▶ _WORK TO COMPLETE_
Could every line of the data be printed exactly as it reads?

▶ _WORKING DATA_
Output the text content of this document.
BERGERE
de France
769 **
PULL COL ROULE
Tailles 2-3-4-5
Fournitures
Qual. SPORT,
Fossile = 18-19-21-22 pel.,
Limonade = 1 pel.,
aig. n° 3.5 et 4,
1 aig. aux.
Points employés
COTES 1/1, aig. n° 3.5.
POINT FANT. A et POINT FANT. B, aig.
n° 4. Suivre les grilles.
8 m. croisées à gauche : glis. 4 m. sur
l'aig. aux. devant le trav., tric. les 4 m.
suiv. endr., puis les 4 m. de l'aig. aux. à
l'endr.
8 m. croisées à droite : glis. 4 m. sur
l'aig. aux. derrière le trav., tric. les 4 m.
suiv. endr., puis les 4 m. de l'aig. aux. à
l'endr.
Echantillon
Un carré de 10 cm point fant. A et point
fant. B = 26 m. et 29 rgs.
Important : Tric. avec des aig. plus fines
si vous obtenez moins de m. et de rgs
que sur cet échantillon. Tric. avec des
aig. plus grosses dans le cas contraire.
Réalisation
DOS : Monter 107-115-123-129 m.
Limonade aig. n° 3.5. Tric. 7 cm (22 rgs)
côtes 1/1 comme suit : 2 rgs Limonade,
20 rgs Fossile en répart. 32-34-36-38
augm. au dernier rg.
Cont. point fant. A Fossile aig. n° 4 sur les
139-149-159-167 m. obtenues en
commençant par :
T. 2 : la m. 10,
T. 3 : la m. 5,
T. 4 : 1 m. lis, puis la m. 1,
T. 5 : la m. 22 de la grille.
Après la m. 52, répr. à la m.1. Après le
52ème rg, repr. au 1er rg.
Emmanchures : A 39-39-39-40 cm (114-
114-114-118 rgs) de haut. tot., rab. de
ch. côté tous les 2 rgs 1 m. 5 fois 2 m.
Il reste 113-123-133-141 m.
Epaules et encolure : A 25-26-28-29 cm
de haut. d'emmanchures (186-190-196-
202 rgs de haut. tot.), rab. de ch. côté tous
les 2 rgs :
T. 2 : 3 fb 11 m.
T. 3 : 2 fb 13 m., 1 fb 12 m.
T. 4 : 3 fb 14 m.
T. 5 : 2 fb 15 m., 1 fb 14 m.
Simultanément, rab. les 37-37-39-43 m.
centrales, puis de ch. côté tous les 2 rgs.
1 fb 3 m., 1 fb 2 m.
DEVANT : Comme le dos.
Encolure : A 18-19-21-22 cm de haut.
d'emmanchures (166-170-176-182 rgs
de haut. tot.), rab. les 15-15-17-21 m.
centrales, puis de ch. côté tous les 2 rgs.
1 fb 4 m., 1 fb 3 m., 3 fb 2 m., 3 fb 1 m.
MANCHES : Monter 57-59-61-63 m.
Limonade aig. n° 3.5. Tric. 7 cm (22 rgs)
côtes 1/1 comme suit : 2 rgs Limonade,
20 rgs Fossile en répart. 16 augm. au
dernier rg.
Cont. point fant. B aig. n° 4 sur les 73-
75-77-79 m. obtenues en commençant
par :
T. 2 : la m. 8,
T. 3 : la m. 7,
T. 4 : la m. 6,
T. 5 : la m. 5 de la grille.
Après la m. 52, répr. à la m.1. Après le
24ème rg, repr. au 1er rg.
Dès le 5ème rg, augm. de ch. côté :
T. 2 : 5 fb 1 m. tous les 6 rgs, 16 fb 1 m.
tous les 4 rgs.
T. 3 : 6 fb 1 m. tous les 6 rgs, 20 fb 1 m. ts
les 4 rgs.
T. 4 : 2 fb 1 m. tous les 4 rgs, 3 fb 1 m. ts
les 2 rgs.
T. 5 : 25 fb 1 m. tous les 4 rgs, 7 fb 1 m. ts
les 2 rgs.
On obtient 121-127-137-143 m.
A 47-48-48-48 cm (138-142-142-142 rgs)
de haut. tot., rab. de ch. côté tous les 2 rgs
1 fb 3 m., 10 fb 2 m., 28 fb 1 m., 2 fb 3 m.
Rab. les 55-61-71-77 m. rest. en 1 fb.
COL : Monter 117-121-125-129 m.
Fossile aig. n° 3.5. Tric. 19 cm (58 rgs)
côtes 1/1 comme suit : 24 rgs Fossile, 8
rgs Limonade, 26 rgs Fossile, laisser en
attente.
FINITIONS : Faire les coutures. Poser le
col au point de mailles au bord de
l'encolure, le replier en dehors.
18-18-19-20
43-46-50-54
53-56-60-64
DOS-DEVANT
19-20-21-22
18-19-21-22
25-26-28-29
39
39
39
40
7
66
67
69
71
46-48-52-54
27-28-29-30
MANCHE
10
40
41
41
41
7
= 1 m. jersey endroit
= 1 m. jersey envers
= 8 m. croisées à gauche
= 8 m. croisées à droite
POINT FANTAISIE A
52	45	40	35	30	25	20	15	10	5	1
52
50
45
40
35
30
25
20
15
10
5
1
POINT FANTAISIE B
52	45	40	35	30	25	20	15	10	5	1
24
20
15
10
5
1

▶ _EXERCISE OUTPUT_
Output the text content of this document.
BERGERE
de France
769 **
PULL COL ROULE
Tailles 2-3-4-5
Fournitures
Qual. SPORT,
Fossile = 18-19-21-22 pel.,
Limonade = 1 pel.,
aig. n° 3.5 et 4,
1 aig. aux.
Points employés
COTES 1/1, aig. n° 3.5.
POINT FANT. A et POINT FANT. B, aig.
n° 4. Suivre les grilles.
8 m. croisées à gauche : glis. 4 m. sur
l'aig. aux. devant le trav., tric. les 4 m.
suiv. endr., puis les 4 m. de l'aig. aux. à
l'endr.
8 m. croisées à droite : glis. 4 m. sur
l'aig. aux. derrière le trav., tric. les 4 m.
suiv. endr., puis les 4 m. de l'aig. aux. à
l'endr.
Echantillon
Un carré de 10 cm point fant. A et point
fant. B = 26 m. et 29 rgs.
Important : Tric. avec des aig. plus fines
si vous obtenez moins de m. et de rgs
que sur cet échantillon. Tric. avec des
aig. plus grosses dans le cas contraire.
Réalisation
DOS : Monter 107-115-123-129 m.
Limonade aig. n° 3.5. Tric. 7 cm (22 rgs)
côtes 1/1 comme suit : 2 rgs Limonade,
20 rgs Fossile en répart. 32-34-36-38
augm. au dernier rg.
Cont. point fant. A Fossile aig. n° 4 sur les
139-149-159-167 m. obtenues en
commençant par :
T. 2 : la m. 10,
T. 3 : la m. 5,
T. 4 : 1 m. lis, puis la m. 1,
T. 5 : la m. 22 de la grille.
Après la m. 52, répr. à la m.1. Après le
52ème rg, repr. au 1er rg.
Emmanchures : A 39-39-39-40 cm (114-
114-114-118 rgs) de haut. tot., rab. de
ch. côté tous les 2 rgs 1 m. 5 fois 2 m.
Il reste 113-123-133-141 m.
Epaules et encolure : A 25-26-28-29 cm
de haut. d'emmanchures (186-190-196-
202 rgs de haut. tot.), rab. de ch. côté tous
les 2 rgs :
T. 2 : 3 fb 11 m.
T. 3 : 2 fb 13 m., 1 fb 12 m.
T. 4 : 3 fb 14 m.
T. 5 : 2 fb 15 m., 1 fb 14 m.
Simultanément, rab. les 37-37-39-43 m.
centrales, puis de ch. côté tous les 2 rgs.
1 fb 3 m., 1 fb 2 m.
DEVANT : Comme le dos.
Encolure : A 18-19-21-22 cm de haut.
d'emmanchures (166-170-176-182 rgs
de haut. tot.), rab. les 15-15-17-21 m.
centrales, puis de ch. côté tous les 2 rgs.
1 fb 4 m., 1 fb 3 m., 3 fb 2 m., 3 fb 1 m.
MANCHES : Monter 57-59-61-63 m.
Limonade aig. n° 3.5. Tric. 7 cm (22 rgs)
côtes 1/1 comme suit : 2 rgs Limonade,
20 rgs Fossile en répart. 16 augm. au
dernier rg.
Cont. point fant. B aig. n° 4 sur les 73-
75-77-79 m. obtenues en commençant
par :
T. 2 : la m. 8,
T. 3 : la m. 7,
T. 4 : la m. 6,
T. 5 : la m. 5 de la grille.
Après la m. 52, répr. à la m.1. Après le
24ème rg, repr. au 1er rg.
Dès le 5ème rg, augm. de ch. côté :
T. 2 : 5 fb 1 m. tous les 6 rgs, 16 fb 1 m.
tous les 4 rgs.
T. 3 : 6 fb 1 m. tous les 6 rgs, 20 fb 1 m. ts
les 4 rgs.
T. 4 : 2 fb 1 m. tous les 4 rgs, 3 fb 1 m. ts
les 2 rgs.
T. 5 : 25 fb 1 m. tous les 4 rgs, 7 fb 1 m. ts
les 2 rgs.
On obtient 121-127-137-143 m.
A 47-48-48-48 cm (138-142-142-142 rgs)
de haut. tot., rab. de ch. côté tous les 2 rgs
1 fb 3 m., 10 fb 2 m., 28 fb 1 m., 2 fb 3 m.
Rab. les 55-61-71-77 m. rest. en 1 fb.
COL : Monter 117-121-125-129 m.
Fossile aig. n° 3.5. Tric. 19 cm (58 rgs)
côtes 1/1 comme suit : 24 rgs Fossile, 8
rgs Limonade, 26 rgs Fossile, laisser en
attente.
FINITIONS : Faire les coutures. Poser le
col au point de mailles au bord de
l'encolure, le replier en dehors.
18-18-19-20
43-46-50-54
53-56-60-64
DOS-DEVANT
19-20-21-22
18-19-21-22
25-26-28-29
39
39
39
40
7
66
67
69
71
46-48-52-54
27-28-29-30
MANCHE
10
40
41
41
41
7
= 1 m. jersey endroit
= 1 m. jersey envers
= 8 m. croisées à gauche
= 8 m. croisées à droite
POINT FANTAISIE A
52	45	40	35	30	25	20	15	10	5	1
52
50
45
40
35
30
25
20
15
10
5
1
POINT FANTAISIE B
52	45	40	35	30	25	20	15	10	5	1
24
20
15
10
5
1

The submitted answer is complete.